-- Begin STORED DATA --

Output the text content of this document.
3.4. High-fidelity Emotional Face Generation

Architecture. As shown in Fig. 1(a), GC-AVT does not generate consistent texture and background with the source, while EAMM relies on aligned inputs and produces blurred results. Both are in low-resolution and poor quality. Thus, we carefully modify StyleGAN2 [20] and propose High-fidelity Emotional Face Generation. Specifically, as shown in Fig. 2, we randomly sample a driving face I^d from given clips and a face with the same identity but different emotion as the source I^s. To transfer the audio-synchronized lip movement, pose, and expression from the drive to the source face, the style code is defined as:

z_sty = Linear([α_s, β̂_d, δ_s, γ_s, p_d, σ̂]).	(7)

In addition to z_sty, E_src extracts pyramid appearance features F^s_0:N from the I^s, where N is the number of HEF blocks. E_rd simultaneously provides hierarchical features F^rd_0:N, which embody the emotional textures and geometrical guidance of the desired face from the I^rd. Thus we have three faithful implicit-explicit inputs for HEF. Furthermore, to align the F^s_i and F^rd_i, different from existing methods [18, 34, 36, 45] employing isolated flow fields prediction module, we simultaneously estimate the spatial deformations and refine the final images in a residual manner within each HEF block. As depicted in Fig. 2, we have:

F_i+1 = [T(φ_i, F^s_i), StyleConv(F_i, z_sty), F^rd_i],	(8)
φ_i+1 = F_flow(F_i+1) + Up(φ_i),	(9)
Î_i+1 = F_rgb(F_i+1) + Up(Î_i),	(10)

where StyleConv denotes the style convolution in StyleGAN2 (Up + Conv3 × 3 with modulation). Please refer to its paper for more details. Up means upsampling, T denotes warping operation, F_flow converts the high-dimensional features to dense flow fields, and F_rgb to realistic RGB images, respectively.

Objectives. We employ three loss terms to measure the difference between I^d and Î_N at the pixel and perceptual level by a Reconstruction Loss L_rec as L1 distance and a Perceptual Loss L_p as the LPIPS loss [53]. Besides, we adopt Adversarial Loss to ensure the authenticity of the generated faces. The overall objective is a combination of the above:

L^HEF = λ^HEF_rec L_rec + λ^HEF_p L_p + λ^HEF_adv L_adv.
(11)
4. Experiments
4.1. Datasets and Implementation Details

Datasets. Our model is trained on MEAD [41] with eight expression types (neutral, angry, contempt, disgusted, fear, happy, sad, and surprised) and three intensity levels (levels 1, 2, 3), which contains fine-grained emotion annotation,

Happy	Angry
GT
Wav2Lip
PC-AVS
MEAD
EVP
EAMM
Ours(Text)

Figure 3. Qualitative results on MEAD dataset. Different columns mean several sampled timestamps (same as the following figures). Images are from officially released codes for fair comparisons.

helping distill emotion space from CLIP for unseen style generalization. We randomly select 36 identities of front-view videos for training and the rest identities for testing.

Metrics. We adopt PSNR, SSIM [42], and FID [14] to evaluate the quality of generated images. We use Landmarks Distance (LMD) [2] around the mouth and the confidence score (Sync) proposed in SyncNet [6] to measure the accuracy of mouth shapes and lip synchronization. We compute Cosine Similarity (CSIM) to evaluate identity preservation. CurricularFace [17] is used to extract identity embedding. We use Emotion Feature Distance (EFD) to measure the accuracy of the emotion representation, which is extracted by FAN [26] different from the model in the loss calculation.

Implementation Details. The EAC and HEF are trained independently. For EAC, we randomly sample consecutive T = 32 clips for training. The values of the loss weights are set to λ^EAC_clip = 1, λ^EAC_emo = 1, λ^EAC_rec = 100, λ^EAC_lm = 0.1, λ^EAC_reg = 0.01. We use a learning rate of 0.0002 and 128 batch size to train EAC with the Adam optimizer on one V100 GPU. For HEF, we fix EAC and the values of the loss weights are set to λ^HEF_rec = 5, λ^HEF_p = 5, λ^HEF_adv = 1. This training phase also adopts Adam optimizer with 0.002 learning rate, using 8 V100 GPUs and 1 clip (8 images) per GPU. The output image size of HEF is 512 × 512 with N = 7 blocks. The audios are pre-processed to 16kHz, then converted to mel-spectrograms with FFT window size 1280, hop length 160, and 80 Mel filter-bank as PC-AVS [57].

-- End STORED DATA --
-- Begin STORED DATA --

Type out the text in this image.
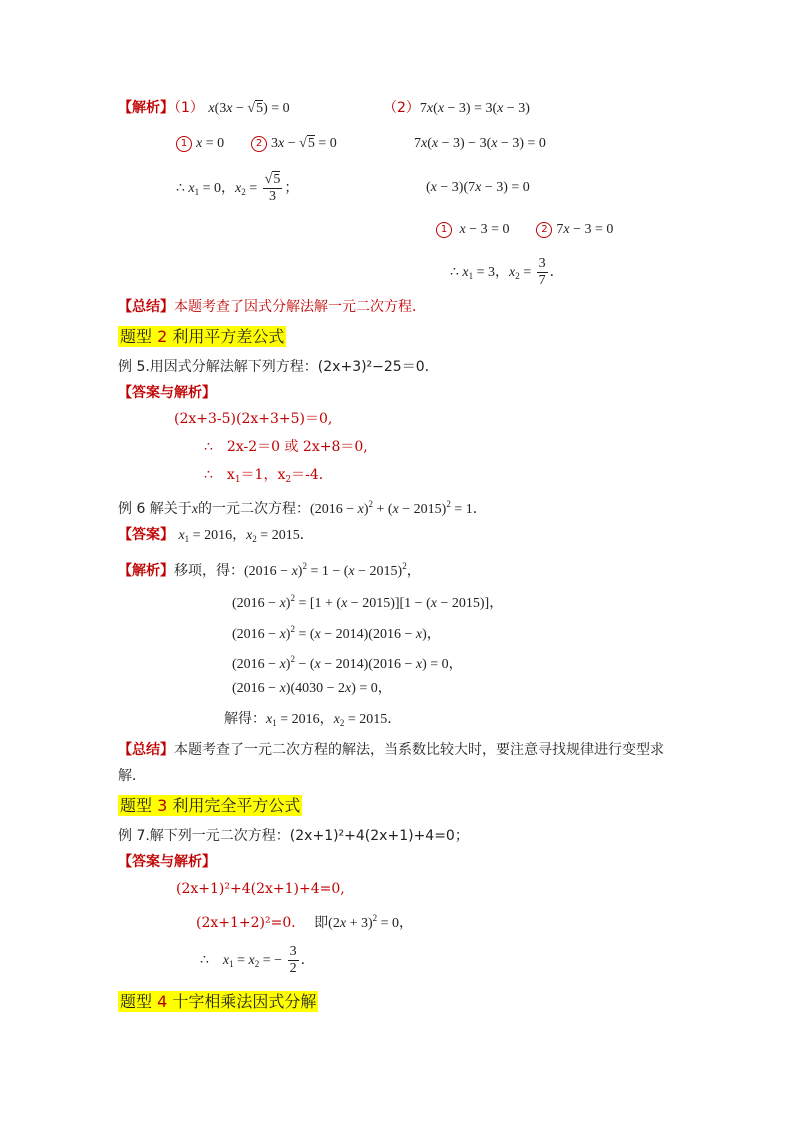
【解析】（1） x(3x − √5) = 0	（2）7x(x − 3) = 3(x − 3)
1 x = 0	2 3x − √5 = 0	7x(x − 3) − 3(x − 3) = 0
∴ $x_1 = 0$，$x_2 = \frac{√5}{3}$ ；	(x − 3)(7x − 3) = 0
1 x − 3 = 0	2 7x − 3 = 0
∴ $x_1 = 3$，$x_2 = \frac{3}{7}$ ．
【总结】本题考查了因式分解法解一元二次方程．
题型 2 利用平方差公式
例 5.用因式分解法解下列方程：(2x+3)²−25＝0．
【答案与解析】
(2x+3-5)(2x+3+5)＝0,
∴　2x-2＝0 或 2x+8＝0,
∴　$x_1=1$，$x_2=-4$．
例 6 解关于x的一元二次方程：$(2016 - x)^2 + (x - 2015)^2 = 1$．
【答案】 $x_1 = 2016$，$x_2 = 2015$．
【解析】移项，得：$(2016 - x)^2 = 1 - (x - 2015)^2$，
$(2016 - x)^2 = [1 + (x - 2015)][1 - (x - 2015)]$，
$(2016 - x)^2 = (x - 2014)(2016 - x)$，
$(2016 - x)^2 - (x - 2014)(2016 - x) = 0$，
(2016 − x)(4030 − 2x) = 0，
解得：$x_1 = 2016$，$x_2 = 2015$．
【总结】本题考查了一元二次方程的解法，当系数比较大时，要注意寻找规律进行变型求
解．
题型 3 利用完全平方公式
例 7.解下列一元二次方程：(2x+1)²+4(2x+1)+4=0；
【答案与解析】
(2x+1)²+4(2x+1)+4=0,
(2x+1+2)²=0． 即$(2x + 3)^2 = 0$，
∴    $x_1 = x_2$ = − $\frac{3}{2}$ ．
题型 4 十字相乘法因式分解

-- End STORED DATA --

> CHALLENGE: For the material, find the number of lines holding the word "MEAD" and give that figure and nothing more.

> TASK RESPONSE: 3